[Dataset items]
>> Start
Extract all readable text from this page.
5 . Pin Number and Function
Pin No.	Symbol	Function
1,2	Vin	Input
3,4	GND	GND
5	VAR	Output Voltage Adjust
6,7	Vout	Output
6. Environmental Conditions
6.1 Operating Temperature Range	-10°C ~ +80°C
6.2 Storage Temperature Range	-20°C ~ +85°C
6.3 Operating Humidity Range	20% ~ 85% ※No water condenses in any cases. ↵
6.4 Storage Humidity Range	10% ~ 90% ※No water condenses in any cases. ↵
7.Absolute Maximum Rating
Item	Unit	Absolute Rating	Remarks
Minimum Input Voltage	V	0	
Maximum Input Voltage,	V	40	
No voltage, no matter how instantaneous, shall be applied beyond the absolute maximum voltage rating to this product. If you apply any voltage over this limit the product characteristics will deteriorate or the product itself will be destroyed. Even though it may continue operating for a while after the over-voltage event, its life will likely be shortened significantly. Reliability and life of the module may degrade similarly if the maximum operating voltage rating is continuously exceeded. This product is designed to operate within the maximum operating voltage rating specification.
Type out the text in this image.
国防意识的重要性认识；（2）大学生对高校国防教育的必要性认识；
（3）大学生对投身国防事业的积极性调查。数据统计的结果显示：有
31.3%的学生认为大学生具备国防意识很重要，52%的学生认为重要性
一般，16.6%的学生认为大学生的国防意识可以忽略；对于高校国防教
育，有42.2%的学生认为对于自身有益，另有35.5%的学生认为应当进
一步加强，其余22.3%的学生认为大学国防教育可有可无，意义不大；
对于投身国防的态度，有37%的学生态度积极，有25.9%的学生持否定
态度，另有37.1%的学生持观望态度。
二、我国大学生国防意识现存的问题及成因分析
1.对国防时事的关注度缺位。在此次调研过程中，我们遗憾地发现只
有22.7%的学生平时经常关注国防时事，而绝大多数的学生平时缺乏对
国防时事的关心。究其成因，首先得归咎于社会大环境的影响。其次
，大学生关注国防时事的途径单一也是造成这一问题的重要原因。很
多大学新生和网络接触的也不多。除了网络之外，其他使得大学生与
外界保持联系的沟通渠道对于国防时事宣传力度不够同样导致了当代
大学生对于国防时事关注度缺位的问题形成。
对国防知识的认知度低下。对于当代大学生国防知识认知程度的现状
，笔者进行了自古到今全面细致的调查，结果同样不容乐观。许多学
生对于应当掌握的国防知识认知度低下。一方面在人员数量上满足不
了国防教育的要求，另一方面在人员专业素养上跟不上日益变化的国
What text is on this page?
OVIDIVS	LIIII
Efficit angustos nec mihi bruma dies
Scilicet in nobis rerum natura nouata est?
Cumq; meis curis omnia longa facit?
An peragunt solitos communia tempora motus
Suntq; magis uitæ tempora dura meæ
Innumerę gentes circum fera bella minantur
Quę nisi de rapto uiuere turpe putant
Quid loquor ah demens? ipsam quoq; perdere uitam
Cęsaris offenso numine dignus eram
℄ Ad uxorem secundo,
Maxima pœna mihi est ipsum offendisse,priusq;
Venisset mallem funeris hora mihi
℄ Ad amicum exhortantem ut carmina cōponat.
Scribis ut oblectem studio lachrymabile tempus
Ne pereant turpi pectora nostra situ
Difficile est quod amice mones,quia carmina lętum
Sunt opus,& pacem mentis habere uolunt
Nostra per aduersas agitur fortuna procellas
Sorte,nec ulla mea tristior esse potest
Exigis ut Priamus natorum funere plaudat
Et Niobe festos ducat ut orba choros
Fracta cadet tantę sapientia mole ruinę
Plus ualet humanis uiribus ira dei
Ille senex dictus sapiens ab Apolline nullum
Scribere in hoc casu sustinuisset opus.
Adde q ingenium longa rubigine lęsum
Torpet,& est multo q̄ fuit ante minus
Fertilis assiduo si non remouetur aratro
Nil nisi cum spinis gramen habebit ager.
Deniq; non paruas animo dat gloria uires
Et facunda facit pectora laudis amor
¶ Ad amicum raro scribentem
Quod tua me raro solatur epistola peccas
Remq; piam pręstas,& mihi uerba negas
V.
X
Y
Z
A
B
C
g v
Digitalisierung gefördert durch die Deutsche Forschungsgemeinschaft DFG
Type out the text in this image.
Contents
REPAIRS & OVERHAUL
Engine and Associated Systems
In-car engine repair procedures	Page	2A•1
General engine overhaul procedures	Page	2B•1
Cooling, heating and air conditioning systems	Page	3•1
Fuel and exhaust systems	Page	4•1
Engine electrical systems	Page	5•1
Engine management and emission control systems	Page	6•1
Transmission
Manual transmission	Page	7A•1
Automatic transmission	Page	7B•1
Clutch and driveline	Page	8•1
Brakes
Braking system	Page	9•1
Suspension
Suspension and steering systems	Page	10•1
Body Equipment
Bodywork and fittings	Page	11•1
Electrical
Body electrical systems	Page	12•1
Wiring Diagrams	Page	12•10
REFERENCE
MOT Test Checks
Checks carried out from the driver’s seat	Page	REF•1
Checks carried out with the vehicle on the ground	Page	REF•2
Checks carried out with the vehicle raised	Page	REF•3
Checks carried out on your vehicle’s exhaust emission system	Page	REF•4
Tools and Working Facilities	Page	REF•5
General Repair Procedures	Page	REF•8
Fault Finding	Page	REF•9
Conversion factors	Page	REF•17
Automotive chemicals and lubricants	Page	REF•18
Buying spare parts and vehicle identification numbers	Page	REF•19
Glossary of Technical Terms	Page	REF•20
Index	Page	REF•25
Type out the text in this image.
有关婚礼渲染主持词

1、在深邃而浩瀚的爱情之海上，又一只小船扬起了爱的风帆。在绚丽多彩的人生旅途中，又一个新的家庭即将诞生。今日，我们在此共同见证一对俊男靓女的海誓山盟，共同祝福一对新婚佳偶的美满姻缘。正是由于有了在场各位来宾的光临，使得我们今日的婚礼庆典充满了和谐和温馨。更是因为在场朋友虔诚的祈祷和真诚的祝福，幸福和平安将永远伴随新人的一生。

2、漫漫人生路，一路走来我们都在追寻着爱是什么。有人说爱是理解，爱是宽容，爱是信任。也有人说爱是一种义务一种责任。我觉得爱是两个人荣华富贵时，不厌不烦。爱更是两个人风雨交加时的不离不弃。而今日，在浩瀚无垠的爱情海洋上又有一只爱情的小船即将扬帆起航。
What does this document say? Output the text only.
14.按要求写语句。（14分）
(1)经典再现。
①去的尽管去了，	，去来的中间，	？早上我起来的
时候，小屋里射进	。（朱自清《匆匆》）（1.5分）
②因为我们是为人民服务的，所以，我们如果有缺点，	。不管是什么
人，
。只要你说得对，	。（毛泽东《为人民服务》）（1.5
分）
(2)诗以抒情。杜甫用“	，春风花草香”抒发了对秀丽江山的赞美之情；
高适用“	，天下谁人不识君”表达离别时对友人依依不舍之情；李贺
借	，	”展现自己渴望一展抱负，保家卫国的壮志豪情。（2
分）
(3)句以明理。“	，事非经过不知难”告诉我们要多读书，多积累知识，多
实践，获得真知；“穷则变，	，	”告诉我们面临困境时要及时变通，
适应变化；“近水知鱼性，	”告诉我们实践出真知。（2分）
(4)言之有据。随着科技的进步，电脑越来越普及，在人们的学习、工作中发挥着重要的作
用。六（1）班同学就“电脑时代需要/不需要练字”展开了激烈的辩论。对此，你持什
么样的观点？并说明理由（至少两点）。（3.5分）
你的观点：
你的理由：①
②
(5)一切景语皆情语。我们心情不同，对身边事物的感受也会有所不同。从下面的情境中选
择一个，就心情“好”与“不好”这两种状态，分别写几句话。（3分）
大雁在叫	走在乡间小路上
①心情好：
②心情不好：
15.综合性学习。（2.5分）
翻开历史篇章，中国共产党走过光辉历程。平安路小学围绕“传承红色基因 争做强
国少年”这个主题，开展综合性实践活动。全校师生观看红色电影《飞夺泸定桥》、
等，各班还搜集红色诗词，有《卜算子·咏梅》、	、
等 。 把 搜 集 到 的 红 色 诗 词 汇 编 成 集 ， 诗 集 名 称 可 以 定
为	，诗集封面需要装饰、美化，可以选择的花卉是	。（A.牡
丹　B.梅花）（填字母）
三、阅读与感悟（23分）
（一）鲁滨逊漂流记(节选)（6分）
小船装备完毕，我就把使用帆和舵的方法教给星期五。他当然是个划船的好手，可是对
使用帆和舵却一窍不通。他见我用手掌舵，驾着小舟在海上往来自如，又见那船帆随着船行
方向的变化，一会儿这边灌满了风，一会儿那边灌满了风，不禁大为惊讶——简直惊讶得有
>> End
> _Stated problem_
Reproduce only the lines between the line containing "What does this" and the last line of the records, those two lines included, exactly.

> _Response to this task_
What does this document say? Output the text only.
14.按要求写语句。（14分）
(1)经典再现。
①去的尽管去了，	，去来的中间，	？早上我起来的
时候，小屋里射进	。（朱自清《匆匆》）（1.5分）
②因为我们是为人民服务的，所以，我们如果有缺点，	。不管是什么
人，
。只要你说得对，	。（毛泽东《为人民服务》）（1.5
分）
(2)诗以抒情。杜甫用“	，春风花草香”抒发了对秀丽江山的赞美之情；
高适用“	，天下谁人不识君”表达离别时对友人依依不舍之情；李贺
借	，	”展现自己渴望一展抱负，保家卫国的壮志豪情。（2
分）
(3)句以明理。“	，事非经过不知难”告诉我们要多读书，多积累知识，多
实践，获得真知；“穷则变，	，	”告诉我们面临困境时要及时变通，
适应变化；“近水知鱼性，	”告诉我们实践出真知。（2分）
(4)言之有据。随着科技的进步，电脑越来越普及，在人们的学习、工作中发挥着重要的作
用。六（1）班同学就“电脑时代需要/不需要练字”展开了激烈的辩论。对此，你持什
么样的观点？并说明理由（至少两点）。（3.5分）
你的观点：
你的理由：①
②
(5)一切景语皆情语。我们心情不同，对身边事物的感受也会有所不同。从下面的情境中选
择一个，就心情“好”与“不好”这两种状态，分别写几句话。（3分）
大雁在叫	走在乡间小路上
①心情好：
②心情不好：
15.综合性学习。（2.5分）
翻开历史篇章，中国共产党走过光辉历程。平安路小学围绕“传承红色基因 争做强
国少年”这个主题，开展综合性实践活动。全校师生观看红色电影《飞夺泸定桥》、
等，各班还搜集红色诗词，有《卜算子·咏梅》、	、
等 。 把 搜 集 到 的 红 色 诗 词 汇 编 成 集 ， 诗 集 名 称 可 以 定
为	，诗集封面需要装饰、美化，可以选择的花卉是	。（A.牡
丹　B.梅花）（填字母）
三、阅读与感悟（23分）
（一）鲁滨逊漂流记(节选)（6分）
小船装备完毕，我就把使用帆和舵的方法教给星期五。他当然是个划船的好手，可是对
使用帆和舵却一窍不通。他见我用手掌舵，驾着小舟在海上往来自如，又见那船帆随着船行
方向的变化，一会儿这边灌满了风，一会儿那边灌满了风，不禁大为惊讶——简直惊讶得有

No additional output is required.